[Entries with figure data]

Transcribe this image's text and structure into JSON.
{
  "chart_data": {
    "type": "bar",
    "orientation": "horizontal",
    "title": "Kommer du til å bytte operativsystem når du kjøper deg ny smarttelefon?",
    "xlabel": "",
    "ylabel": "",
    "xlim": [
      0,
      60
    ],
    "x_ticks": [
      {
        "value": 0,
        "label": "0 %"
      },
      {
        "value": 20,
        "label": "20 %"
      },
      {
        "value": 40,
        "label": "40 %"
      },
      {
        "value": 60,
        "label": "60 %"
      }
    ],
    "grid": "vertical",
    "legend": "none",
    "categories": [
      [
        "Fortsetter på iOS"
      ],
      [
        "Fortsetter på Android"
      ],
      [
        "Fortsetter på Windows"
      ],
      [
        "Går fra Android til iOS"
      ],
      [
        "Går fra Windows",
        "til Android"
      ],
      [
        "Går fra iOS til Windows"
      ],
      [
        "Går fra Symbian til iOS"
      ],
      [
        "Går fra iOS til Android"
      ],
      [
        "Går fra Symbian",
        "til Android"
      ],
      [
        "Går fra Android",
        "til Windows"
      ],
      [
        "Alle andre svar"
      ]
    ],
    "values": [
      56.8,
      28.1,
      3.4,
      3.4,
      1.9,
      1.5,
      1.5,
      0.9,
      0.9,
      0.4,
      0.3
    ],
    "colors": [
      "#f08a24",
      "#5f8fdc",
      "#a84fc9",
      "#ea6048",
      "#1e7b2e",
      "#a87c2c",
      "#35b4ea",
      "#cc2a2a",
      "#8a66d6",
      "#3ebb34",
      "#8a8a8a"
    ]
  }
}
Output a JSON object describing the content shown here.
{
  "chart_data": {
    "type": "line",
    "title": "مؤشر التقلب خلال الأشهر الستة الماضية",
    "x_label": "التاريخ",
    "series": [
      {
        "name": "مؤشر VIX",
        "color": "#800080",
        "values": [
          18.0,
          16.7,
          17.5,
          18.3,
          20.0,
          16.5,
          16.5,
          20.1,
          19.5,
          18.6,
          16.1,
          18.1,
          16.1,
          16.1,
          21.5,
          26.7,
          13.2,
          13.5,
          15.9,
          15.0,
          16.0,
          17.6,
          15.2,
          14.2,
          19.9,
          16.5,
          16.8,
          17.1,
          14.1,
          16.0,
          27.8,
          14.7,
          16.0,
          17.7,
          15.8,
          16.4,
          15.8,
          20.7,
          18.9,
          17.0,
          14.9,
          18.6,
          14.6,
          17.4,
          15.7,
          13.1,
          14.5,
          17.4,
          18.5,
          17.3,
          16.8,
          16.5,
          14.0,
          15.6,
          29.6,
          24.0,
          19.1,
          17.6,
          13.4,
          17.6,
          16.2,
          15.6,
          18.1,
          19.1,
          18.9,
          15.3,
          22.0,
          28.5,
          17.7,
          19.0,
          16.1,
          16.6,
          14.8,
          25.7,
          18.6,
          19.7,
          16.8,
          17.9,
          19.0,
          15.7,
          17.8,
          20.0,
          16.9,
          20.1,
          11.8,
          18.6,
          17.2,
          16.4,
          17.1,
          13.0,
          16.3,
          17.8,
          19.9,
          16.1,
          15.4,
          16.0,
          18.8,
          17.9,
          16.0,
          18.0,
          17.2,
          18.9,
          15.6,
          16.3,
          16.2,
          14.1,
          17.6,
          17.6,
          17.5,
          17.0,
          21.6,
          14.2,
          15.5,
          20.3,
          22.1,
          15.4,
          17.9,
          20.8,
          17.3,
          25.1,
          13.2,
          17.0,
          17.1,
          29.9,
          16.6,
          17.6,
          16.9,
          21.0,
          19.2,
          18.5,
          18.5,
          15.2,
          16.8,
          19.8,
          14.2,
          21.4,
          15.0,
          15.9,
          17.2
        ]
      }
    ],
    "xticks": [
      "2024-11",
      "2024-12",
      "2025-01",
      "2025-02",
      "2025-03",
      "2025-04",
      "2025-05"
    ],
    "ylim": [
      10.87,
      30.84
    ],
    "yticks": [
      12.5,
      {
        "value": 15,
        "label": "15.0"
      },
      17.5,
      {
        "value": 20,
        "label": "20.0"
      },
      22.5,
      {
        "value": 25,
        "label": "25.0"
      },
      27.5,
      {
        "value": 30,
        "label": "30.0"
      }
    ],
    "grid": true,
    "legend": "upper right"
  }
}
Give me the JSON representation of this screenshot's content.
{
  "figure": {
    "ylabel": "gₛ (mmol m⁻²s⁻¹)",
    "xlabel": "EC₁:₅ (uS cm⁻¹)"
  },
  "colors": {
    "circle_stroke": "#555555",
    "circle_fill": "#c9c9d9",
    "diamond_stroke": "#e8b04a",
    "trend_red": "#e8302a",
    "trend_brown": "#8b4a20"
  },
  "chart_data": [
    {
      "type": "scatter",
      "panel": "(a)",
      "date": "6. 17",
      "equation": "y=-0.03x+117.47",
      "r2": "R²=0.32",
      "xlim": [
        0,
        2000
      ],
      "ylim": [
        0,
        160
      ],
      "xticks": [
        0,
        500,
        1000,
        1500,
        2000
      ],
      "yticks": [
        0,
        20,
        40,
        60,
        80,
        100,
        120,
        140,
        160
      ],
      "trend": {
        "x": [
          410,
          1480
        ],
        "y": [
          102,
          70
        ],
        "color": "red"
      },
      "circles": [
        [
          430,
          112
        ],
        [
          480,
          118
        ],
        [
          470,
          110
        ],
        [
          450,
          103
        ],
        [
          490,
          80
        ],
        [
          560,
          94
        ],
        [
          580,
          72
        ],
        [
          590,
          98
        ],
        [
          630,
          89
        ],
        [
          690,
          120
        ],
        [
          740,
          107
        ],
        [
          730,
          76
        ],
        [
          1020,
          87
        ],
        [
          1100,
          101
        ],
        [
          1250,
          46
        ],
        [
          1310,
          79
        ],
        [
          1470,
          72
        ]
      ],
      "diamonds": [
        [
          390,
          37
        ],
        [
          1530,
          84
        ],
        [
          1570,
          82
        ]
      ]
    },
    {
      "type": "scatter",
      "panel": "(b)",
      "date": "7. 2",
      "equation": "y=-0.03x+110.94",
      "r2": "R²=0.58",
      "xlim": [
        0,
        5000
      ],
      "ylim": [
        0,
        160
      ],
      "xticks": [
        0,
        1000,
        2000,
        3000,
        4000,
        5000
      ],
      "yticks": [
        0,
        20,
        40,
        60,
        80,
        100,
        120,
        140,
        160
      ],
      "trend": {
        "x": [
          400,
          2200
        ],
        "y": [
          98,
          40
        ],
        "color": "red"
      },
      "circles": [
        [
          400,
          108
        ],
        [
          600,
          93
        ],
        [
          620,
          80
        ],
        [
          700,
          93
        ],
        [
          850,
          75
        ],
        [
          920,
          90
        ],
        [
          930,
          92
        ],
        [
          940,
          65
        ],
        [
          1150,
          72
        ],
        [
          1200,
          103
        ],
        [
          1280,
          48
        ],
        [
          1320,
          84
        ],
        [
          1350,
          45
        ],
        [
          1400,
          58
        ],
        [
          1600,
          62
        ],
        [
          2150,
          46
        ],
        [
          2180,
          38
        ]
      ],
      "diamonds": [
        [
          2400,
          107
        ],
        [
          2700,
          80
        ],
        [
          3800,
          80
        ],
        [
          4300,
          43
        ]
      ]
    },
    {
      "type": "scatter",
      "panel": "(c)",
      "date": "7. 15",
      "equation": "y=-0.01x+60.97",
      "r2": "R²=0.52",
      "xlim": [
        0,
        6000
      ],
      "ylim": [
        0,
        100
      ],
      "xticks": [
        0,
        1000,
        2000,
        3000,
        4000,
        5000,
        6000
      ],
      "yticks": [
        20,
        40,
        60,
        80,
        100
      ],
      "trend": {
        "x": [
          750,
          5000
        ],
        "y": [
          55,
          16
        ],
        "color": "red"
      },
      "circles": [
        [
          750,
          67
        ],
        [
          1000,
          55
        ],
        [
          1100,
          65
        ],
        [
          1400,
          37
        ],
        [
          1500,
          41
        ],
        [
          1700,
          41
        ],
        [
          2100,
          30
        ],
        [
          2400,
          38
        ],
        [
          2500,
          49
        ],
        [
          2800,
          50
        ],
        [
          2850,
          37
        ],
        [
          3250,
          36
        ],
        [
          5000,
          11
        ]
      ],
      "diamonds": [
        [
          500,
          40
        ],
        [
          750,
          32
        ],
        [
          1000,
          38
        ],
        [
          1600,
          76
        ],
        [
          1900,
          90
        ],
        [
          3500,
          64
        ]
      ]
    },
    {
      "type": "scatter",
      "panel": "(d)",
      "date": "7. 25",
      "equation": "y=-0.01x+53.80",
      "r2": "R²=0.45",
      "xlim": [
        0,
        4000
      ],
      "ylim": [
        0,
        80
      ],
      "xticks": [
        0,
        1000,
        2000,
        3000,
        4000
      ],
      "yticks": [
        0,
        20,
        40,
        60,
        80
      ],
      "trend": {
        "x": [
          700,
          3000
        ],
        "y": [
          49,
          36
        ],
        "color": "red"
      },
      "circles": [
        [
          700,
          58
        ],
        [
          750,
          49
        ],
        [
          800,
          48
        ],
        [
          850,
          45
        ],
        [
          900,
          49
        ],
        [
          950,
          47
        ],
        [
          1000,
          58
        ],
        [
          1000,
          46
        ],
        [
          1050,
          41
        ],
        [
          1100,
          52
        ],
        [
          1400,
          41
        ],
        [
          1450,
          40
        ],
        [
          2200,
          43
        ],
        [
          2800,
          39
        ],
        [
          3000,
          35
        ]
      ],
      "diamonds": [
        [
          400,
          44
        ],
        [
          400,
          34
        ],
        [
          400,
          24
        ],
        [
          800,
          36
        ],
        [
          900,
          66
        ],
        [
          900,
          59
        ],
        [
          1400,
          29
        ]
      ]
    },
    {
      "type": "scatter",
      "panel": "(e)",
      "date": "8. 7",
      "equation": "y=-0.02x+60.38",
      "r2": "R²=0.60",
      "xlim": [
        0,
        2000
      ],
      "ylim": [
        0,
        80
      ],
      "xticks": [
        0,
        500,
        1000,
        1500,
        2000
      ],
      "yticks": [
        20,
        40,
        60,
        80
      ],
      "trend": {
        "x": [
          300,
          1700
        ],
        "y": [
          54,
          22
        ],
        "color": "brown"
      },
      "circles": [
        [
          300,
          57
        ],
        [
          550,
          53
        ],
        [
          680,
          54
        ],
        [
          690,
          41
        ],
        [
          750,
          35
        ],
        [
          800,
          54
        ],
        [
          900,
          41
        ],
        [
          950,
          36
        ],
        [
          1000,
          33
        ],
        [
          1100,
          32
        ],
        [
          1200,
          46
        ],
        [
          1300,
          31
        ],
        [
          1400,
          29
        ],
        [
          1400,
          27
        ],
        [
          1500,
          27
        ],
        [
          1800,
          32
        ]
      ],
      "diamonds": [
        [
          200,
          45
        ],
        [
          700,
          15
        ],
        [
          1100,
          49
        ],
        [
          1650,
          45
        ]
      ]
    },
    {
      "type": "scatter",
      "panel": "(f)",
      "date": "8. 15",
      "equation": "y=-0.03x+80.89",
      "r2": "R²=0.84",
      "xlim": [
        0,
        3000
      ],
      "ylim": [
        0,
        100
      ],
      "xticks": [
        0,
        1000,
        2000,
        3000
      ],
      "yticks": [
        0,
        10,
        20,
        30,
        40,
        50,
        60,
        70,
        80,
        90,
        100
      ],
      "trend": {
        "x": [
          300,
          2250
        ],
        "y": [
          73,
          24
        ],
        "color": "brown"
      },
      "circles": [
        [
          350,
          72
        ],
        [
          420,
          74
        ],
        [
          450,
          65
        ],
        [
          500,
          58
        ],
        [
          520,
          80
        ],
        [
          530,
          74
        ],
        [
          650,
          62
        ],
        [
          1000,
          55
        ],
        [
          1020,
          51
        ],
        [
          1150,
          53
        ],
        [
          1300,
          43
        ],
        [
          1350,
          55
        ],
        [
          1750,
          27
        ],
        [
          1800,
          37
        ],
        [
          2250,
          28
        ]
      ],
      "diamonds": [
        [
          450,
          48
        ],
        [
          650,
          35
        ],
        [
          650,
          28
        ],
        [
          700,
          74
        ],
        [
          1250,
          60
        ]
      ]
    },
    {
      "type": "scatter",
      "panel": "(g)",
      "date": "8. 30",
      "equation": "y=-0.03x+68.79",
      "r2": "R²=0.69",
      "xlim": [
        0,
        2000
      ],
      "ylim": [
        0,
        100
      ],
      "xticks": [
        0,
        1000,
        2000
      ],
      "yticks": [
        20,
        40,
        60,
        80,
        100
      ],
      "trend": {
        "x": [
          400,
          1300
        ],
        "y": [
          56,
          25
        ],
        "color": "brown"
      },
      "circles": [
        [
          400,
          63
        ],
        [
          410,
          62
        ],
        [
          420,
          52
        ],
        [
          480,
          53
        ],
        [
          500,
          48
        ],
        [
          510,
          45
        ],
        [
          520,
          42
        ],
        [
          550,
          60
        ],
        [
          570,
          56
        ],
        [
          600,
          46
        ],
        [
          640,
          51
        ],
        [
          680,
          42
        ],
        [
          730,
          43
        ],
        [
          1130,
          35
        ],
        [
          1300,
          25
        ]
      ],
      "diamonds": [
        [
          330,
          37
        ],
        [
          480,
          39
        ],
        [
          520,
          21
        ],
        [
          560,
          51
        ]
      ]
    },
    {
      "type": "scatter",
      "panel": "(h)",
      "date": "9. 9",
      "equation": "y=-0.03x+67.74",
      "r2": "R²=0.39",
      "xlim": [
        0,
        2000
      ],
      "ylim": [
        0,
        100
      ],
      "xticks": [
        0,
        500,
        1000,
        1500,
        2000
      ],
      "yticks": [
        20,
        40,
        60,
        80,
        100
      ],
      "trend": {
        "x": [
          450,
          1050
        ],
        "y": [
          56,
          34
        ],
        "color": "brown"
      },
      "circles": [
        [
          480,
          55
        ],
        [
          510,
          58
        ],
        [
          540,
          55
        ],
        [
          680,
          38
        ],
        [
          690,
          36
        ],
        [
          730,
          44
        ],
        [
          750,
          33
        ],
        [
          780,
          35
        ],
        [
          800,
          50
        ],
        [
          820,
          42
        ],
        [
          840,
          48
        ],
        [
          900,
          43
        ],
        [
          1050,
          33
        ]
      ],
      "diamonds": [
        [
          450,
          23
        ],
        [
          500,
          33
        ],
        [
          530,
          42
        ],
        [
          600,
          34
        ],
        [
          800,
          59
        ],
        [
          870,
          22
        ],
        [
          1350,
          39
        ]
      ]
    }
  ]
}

# Directions for this task
Find the lines containing "title" and pull them out.

# Task solution
    "title": "Kommer du til å bytte operativsystem når du kjøper deg ny smarttelefon?",
    "title": "مؤشر التقلب خلال الأشهر الستة الماضية",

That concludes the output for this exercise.